### The request:
Return all entries precisely as they stand, without the images.

** start of Stored rows **

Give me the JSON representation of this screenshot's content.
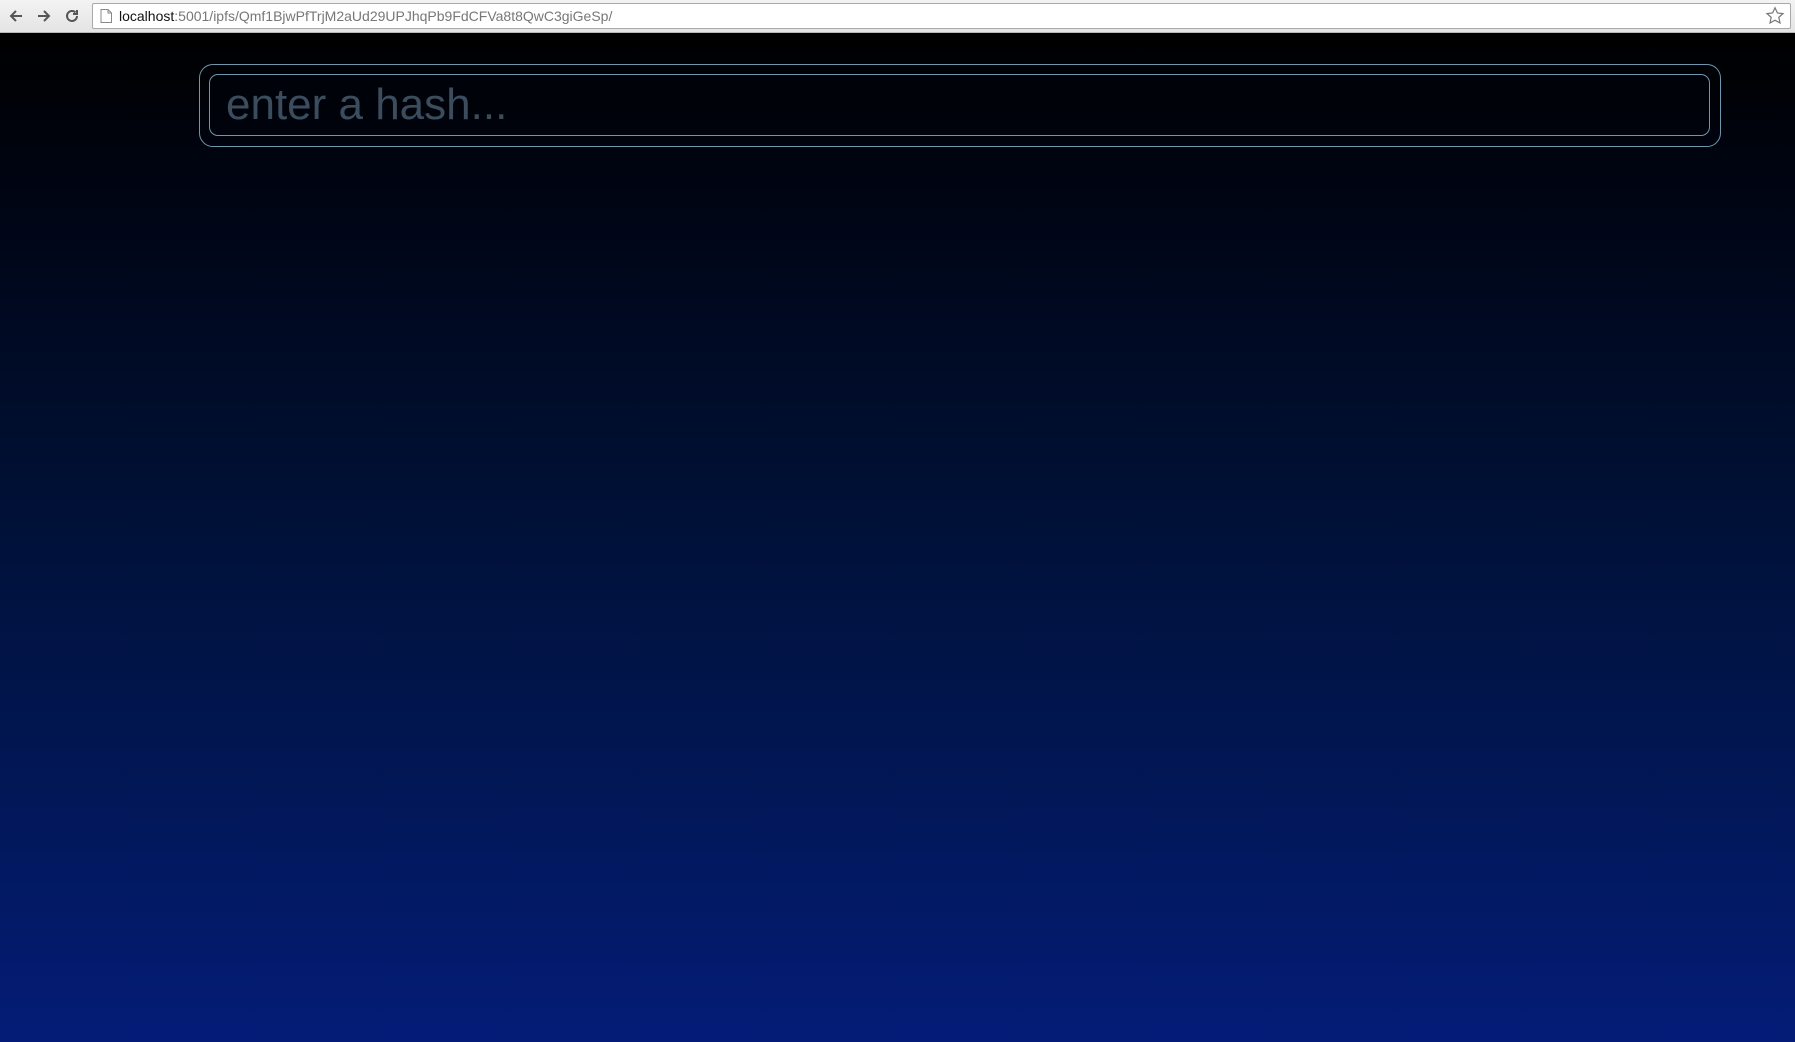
{
  "browser": {
    "url_host": "localhost",
    "url_rest": ":5001/ipfs/Qmf1BjwPfTrjM2aUd29UPJhqPb9FdCFVa8t8QwC3giGeSp/",
    "back_icon": "arrow-left-icon",
    "forward_icon": "arrow-right-icon",
    "reload_icon": "reload-icon",
    "page_icon": "document-icon",
    "bookmark_icon": "star-icon"
  },
  "search": {
    "placeholder": "enter a hash...",
    "value": ""
  },
  "colors": {
    "border": "#6e97ad",
    "placeholder": "#3b4c5c",
    "gradient_top": "#000000",
    "gradient_bottom": "#041c77"
  }
}
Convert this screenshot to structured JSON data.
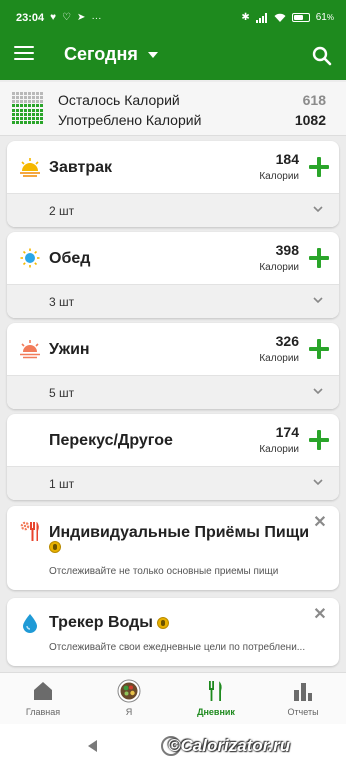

** end of Stored rows **

### Solution to the exercise:
Give me the JSON representation of this screenshot's content.
{
  "browser": {
    "url_host": "localhost",
    "url_rest": ":5001/ipfs/Qmf1BjwPfTrjM2aUd29UPJhqPb9FdCFVa8t8QwC3giGeSp/",
    "back_icon": "arrow-left-icon",
    "forward_icon": "arrow-right-icon",
    "reload_icon": "reload-icon",
    "page_icon": "document-icon",
    "bookmark_icon": "star-icon"
  },
  "search": {
    "placeholder": "enter a hash...",
    "value": ""
  },
  "colors": {
    "border": "#6e97ad",
    "placeholder": "#3b4c5c",
    "gradient_top": "#000000",
    "gradient_bottom": "#041c77"
  }
}
Convert this screenshot to structured JSON data.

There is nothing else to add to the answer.